• Work instructions: Word for word, retype every entry in the listing.
##############################
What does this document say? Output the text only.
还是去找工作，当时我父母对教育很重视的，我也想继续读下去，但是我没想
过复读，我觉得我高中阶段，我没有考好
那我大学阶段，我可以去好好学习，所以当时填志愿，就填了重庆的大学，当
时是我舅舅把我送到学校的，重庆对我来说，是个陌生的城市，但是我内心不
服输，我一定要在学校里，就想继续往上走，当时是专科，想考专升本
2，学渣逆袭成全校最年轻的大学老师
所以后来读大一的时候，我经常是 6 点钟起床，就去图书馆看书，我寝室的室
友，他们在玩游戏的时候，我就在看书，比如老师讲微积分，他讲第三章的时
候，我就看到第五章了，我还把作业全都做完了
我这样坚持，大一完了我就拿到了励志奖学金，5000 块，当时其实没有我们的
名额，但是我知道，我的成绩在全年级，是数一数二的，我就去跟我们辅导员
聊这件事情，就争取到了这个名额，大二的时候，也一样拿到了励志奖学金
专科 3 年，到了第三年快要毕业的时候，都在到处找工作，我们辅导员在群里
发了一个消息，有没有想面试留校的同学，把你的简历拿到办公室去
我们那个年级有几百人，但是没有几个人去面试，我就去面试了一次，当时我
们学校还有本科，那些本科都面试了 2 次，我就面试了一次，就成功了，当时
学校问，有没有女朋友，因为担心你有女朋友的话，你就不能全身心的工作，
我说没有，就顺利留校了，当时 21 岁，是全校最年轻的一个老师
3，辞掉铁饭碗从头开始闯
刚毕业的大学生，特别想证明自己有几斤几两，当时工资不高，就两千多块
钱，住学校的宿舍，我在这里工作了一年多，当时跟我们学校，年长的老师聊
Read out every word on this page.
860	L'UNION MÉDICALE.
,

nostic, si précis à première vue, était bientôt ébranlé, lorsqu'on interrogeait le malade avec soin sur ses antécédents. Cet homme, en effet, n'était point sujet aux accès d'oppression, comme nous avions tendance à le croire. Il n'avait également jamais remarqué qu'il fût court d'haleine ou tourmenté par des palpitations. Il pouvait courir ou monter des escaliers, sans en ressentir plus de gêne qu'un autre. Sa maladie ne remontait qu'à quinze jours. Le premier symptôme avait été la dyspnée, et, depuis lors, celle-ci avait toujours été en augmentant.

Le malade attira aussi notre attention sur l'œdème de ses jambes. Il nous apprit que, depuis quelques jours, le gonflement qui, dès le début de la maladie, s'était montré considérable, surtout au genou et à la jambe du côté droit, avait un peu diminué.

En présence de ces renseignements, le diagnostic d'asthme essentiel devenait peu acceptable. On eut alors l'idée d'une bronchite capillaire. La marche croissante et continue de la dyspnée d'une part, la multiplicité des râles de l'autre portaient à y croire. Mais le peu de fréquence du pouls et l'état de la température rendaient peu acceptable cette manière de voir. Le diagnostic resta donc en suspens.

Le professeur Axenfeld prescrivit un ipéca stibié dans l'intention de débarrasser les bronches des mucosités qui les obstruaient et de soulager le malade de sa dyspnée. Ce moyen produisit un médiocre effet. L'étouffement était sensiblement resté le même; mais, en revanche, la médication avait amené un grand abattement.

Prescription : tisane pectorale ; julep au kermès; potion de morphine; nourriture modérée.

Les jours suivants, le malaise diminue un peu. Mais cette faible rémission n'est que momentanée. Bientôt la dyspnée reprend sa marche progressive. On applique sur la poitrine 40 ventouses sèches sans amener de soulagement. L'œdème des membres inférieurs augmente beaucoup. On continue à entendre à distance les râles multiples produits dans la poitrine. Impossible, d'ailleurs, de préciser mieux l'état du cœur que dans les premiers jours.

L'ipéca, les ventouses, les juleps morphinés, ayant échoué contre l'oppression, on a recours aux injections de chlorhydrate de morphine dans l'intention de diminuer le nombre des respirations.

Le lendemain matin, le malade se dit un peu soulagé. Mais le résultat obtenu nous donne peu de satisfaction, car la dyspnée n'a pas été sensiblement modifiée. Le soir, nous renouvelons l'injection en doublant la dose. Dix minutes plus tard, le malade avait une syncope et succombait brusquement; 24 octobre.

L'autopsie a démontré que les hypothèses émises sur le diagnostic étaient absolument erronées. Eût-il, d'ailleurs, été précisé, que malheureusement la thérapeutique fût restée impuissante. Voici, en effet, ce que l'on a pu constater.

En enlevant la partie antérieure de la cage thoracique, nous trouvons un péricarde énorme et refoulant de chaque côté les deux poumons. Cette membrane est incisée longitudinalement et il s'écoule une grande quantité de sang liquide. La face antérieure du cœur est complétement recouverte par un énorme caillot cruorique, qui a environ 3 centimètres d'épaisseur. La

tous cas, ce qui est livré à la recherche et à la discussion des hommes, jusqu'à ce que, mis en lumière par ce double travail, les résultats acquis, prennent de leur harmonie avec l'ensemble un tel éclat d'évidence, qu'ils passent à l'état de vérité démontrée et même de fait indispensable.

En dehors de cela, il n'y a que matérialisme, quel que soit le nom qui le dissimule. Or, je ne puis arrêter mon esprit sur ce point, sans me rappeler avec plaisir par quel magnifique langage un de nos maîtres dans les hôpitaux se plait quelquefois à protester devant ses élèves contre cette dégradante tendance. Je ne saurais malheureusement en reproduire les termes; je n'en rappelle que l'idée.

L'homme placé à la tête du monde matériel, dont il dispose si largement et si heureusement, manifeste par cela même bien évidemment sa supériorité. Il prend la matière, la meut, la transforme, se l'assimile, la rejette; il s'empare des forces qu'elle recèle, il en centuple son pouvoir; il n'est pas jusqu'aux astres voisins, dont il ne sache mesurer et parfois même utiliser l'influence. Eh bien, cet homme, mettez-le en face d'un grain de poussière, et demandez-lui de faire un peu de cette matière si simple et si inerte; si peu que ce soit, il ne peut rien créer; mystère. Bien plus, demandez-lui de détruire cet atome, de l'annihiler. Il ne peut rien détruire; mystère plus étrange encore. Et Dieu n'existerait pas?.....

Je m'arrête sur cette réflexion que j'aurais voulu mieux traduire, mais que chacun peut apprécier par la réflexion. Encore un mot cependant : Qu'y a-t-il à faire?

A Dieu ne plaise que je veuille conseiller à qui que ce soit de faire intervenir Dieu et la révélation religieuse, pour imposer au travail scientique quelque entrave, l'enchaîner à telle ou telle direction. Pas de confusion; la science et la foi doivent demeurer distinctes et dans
##############################
• Task response:
What does this document say? Output the text only.
还是去找工作，当时我父母对教育很重视的，我也想继续读下去，但是我没想
过复读，我觉得我高中阶段，我没有考好
那我大学阶段，我可以去好好学习，所以当时填志愿，就填了重庆的大学，当
时是我舅舅把我送到学校的，重庆对我来说，是个陌生的城市，但是我内心不
服输，我一定要在学校里，就想继续往上走，当时是专科，想考专升本
2，学渣逆袭成全校最年轻的大学老师
所以后来读大一的时候，我经常是 6 点钟起床，就去图书馆看书，我寝室的室
友，他们在玩游戏的时候，我就在看书，比如老师讲微积分，他讲第三章的时
候，我就看到第五章了，我还把作业全都做完了
我这样坚持，大一完了我就拿到了励志奖学金，5000 块，当时其实没有我们的
名额，但是我知道，我的成绩在全年级，是数一数二的，我就去跟我们辅导员
聊这件事情，就争取到了这个名额，大二的时候，也一样拿到了励志奖学金
专科 3 年，到了第三年快要毕业的时候，都在到处找工作，我们辅导员在群里
发了一个消息，有没有想面试留校的同学，把你的简历拿到办公室去
我们那个年级有几百人，但是没有几个人去面试，我就去面试了一次，当时我
们学校还有本科，那些本科都面试了 2 次，我就面试了一次，就成功了，当时
学校问，有没有女朋友，因为担心你有女朋友的话，你就不能全身心的工作，
我说没有，就顺利留校了，当时 21 岁，是全校最年轻的一个老师
3，辞掉铁饭碗从头开始闯
刚毕业的大学生，特别想证明自己有几斤几两，当时工资不高，就两千多块
钱，住学校的宿舍，我在这里工作了一年多，当时跟我们学校，年长的老师聊
Read out every word on this page.
860	L'UNION MÉDICALE.
,

nostic, si précis à première vue, était bientôt ébranlé, lorsqu'on interrogeait le malade avec soin sur ses antécédents. Cet homme, en effet, n'était point sujet aux accès d'oppression, comme nous avions tendance à le croire. Il n'avait également jamais remarqué qu'il fût court d'haleine ou tourmenté par des palpitations. Il pouvait courir ou monter des escaliers, sans en ressentir plus de gêne qu'un autre. Sa maladie ne remontait qu'à quinze jours. Le premier symptôme avait été la dyspnée, et, depuis lors, celle-ci avait toujours été en augmentant.

Le malade attira aussi notre attention sur l'œdème de ses jambes. Il nous apprit que, depuis quelques jours, le gonflement qui, dès le début de la maladie, s'était montré considérable, surtout au genou et à la jambe du côté droit, avait un peu diminué.

En présence de ces renseignements, le diagnostic d'asthme essentiel devenait peu acceptable. On eut alors l'idée d'une bronchite capillaire. La marche croissante et continue de la dyspnée d'une part, la multiplicité des râles de l'autre portaient à y croire. Mais le peu de fréquence du pouls et l'état de la température rendaient peu acceptable cette manière de voir. Le diagnostic resta donc en suspens.

Le professeur Axenfeld prescrivit un ipéca stibié dans l'intention de débarrasser les bronches des mucosités qui les obstruaient et de soulager le malade de sa dyspnée. Ce moyen produisit un médiocre effet. L'étouffement était sensiblement resté le même; mais, en revanche, la médication avait amené un grand abattement.

Prescription : tisane pectorale ; julep au kermès; potion de morphine; nourriture modérée.

Les jours suivants, le malaise diminue un peu. Mais cette faible rémission n'est que momentanée. Bientôt la dyspnée reprend sa marche progressive. On applique sur la poitrine 40 ventouses sèches sans amener de soulagement. L'œdème des membres inférieurs augmente beaucoup. On continue à entendre à distance les râles multiples produits dans la poitrine. Impossible, d'ailleurs, de préciser mieux l'état du cœur que dans les premiers jours.

L'ipéca, les ventouses, les juleps morphinés, ayant échoué contre l'oppression, on a recours aux injections de chlorhydrate de morphine dans l'intention de diminuer le nombre des respirations.

Le lendemain matin, le malade se dit un peu soulagé. Mais le résultat obtenu nous donne peu de satisfaction, car la dyspnée n'a pas été sensiblement modifiée. Le soir, nous renouvelons l'injection en doublant la dose. Dix minutes plus tard, le malade avait une syncope et succombait brusquement; 24 octobre.

L'autopsie a démontré que les hypothèses émises sur le diagnostic étaient absolument erronées. Eût-il, d'ailleurs, été précisé, que malheureusement la thérapeutique fût restée impuissante. Voici, en effet, ce que l'on a pu constater.

En enlevant la partie antérieure de la cage thoracique, nous trouvons un péricarde énorme et refoulant de chaque côté les deux poumons. Cette membrane est incisée longitudinalement et il s'écoule une grande quantité de sang liquide. La face antérieure du cœur est complétement recouverte par un énorme caillot cruorique, qui a environ 3 centimètres d'épaisseur. La

tous cas, ce qui est livré à la recherche et à la discussion des hommes, jusqu'à ce que, mis en lumière par ce double travail, les résultats acquis, prennent de leur harmonie avec l'ensemble un tel éclat d'évidence, qu'ils passent à l'état de vérité démontrée et même de fait indispensable.

En dehors de cela, il n'y a que matérialisme, quel que soit le nom qui le dissimule. Or, je ne puis arrêter mon esprit sur ce point, sans me rappeler avec plaisir par quel magnifique langage un de nos maîtres dans les hôpitaux se plait quelquefois à protester devant ses élèves contre cette dégradante tendance. Je ne saurais malheureusement en reproduire les termes; je n'en rappelle que l'idée.

L'homme placé à la tête du monde matériel, dont il dispose si largement et si heureusement, manifeste par cela même bien évidemment sa supériorité. Il prend la matière, la meut, la transforme, se l'assimile, la rejette; il s'empare des forces qu'elle recèle, il en centuple son pouvoir; il n'est pas jusqu'aux astres voisins, dont il ne sache mesurer et parfois même utiliser l'influence. Eh bien, cet homme, mettez-le en face d'un grain de poussière, et demandez-lui de faire un peu de cette matière si simple et si inerte; si peu que ce soit, il ne peut rien créer; mystère. Bien plus, demandez-lui de détruire cet atome, de l'annihiler. Il ne peut rien détruire; mystère plus étrange encore. Et Dieu n'existerait pas?.....

Je m'arrête sur cette réflexion que j'aurais voulu mieux traduire, mais que chacun peut apprécier par la réflexion. Encore un mot cependant : Qu'y a-t-il à faire?

A Dieu ne plaise que je veuille conseiller à qui que ce soit de faire intervenir Dieu et la révélation religieuse, pour imposer au travail scientique quelque entrave, l'enchaîner à telle ou telle direction. Pas de confusion; la science et la foi doivent demeurer distinctes et dans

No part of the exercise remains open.